──────── Supplied data
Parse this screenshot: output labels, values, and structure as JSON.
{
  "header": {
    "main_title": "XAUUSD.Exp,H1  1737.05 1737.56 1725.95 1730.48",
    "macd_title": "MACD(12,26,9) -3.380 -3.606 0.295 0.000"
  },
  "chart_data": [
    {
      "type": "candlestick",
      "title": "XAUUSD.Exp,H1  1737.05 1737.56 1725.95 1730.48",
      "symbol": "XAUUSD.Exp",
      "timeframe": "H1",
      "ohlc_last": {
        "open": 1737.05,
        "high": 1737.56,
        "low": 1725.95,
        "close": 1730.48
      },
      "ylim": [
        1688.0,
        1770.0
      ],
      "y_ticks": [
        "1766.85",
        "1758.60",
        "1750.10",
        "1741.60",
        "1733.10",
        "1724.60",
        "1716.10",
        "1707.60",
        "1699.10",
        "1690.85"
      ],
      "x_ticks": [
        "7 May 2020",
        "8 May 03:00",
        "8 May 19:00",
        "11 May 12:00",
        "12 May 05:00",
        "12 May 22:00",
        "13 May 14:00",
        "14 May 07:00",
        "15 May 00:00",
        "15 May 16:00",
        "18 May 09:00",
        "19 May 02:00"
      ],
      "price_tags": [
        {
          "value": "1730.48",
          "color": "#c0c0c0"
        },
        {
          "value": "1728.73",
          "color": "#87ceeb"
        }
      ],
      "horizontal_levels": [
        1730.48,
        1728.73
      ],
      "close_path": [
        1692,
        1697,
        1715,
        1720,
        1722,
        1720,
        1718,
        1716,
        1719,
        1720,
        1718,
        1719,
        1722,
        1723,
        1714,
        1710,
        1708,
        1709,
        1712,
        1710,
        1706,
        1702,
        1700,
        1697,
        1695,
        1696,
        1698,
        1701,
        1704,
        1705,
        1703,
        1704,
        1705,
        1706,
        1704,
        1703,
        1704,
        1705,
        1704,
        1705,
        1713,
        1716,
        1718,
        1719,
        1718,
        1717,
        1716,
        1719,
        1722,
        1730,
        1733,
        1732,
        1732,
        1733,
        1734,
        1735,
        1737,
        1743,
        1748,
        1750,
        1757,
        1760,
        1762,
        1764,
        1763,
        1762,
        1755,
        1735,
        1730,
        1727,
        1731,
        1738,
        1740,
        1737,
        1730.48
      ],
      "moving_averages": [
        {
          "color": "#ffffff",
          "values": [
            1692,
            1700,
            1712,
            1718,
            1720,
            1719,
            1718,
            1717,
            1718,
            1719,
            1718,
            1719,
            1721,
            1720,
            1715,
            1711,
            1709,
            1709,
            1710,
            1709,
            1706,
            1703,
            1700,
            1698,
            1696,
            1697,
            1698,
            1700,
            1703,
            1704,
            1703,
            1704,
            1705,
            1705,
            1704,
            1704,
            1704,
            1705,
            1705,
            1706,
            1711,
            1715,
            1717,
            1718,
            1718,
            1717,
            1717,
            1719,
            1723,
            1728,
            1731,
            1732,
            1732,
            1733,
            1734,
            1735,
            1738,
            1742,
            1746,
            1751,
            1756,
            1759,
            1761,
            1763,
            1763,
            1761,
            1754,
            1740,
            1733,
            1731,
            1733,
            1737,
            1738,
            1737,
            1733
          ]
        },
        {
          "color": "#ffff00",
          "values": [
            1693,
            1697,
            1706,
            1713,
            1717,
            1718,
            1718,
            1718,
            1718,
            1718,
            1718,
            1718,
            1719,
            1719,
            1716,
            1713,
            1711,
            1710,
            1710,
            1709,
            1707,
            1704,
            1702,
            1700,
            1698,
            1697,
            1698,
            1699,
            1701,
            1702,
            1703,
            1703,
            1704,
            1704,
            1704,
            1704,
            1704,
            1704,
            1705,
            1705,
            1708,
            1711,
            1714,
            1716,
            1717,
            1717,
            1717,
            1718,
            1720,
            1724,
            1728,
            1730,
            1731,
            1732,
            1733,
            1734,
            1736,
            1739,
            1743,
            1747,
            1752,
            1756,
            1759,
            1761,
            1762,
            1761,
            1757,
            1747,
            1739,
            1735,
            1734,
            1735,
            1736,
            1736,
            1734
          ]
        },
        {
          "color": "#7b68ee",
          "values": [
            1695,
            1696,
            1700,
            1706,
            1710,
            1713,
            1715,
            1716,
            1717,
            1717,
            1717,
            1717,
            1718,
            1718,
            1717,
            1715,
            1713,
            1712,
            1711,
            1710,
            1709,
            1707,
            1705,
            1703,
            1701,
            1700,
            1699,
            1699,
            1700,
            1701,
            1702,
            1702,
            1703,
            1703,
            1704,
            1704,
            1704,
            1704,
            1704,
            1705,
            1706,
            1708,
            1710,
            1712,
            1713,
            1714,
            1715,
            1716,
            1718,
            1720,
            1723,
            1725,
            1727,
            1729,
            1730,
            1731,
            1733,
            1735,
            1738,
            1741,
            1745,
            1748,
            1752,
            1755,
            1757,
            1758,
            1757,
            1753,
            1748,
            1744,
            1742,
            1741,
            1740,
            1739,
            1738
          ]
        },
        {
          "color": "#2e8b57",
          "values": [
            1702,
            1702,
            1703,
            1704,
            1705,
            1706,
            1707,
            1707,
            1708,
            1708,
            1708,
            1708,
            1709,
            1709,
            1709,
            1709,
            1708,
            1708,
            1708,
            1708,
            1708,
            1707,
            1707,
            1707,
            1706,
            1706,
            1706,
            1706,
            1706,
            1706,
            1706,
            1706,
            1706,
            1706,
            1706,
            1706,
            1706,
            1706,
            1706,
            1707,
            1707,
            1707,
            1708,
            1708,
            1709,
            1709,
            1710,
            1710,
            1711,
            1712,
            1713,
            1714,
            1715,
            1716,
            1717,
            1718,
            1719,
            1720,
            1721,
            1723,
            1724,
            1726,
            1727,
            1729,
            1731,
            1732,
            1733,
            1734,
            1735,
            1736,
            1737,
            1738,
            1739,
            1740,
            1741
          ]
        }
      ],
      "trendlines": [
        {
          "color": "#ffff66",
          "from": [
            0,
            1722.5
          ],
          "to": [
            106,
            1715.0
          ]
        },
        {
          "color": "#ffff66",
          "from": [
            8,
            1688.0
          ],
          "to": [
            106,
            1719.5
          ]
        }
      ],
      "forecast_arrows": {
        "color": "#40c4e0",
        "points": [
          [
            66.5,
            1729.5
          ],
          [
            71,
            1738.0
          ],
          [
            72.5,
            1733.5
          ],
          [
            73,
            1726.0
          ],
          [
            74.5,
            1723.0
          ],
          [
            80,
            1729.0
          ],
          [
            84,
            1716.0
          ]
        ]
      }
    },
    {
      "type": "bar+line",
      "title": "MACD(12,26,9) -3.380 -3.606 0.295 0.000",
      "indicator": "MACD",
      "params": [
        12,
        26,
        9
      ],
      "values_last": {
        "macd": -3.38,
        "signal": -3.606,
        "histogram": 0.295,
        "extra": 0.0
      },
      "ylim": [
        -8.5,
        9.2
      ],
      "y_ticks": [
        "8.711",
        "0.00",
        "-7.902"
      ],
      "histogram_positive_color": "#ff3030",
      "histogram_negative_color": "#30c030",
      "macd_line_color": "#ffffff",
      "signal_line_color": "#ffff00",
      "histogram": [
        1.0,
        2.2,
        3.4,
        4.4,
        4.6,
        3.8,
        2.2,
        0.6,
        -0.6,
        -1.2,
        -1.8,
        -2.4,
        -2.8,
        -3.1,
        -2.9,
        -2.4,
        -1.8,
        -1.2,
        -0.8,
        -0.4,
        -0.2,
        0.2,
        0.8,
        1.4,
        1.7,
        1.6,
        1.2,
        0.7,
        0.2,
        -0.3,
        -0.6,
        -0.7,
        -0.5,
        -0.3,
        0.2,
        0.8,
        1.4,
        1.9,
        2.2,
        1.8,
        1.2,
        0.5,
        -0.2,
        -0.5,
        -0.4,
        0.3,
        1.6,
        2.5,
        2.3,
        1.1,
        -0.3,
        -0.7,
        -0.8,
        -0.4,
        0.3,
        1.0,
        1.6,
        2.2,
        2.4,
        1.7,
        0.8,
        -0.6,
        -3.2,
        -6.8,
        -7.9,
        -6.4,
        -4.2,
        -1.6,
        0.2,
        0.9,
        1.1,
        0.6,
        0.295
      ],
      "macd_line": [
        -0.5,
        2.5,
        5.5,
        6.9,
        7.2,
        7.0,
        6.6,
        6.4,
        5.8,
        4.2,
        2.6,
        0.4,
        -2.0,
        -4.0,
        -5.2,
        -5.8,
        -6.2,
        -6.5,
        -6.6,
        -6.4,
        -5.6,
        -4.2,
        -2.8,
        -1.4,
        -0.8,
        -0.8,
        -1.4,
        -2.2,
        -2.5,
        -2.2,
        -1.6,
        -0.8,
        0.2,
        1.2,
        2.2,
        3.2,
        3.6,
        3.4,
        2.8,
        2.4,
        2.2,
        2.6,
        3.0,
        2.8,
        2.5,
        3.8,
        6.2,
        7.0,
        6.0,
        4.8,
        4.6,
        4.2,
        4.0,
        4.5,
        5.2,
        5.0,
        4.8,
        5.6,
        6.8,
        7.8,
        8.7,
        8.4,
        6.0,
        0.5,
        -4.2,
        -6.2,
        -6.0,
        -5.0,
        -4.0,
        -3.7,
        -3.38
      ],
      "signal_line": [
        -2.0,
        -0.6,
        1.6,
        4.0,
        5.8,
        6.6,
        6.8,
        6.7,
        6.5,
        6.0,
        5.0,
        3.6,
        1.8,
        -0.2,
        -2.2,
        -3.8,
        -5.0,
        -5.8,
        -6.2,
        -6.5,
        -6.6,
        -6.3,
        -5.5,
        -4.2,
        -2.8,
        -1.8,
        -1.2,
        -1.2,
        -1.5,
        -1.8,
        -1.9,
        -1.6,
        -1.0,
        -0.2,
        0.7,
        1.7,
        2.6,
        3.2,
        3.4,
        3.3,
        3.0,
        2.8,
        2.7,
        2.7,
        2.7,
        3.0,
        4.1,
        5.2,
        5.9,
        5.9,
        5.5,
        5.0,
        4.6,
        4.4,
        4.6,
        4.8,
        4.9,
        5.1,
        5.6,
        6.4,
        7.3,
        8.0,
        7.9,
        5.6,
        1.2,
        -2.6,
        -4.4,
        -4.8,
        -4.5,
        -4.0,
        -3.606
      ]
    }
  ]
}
────────────────
Exercise
Filter the entries down to the lines with the word "XAUUSD" in them.

Task response
    "main_title": "XAUUSD.Exp,H1  1737.05 1737.56 1725.95 1730.48",
      "title": "XAUUSD.Exp,H1  1737.05 1737.56 1725.95 1730.48",
      "symbol": "XAUUSD.Exp",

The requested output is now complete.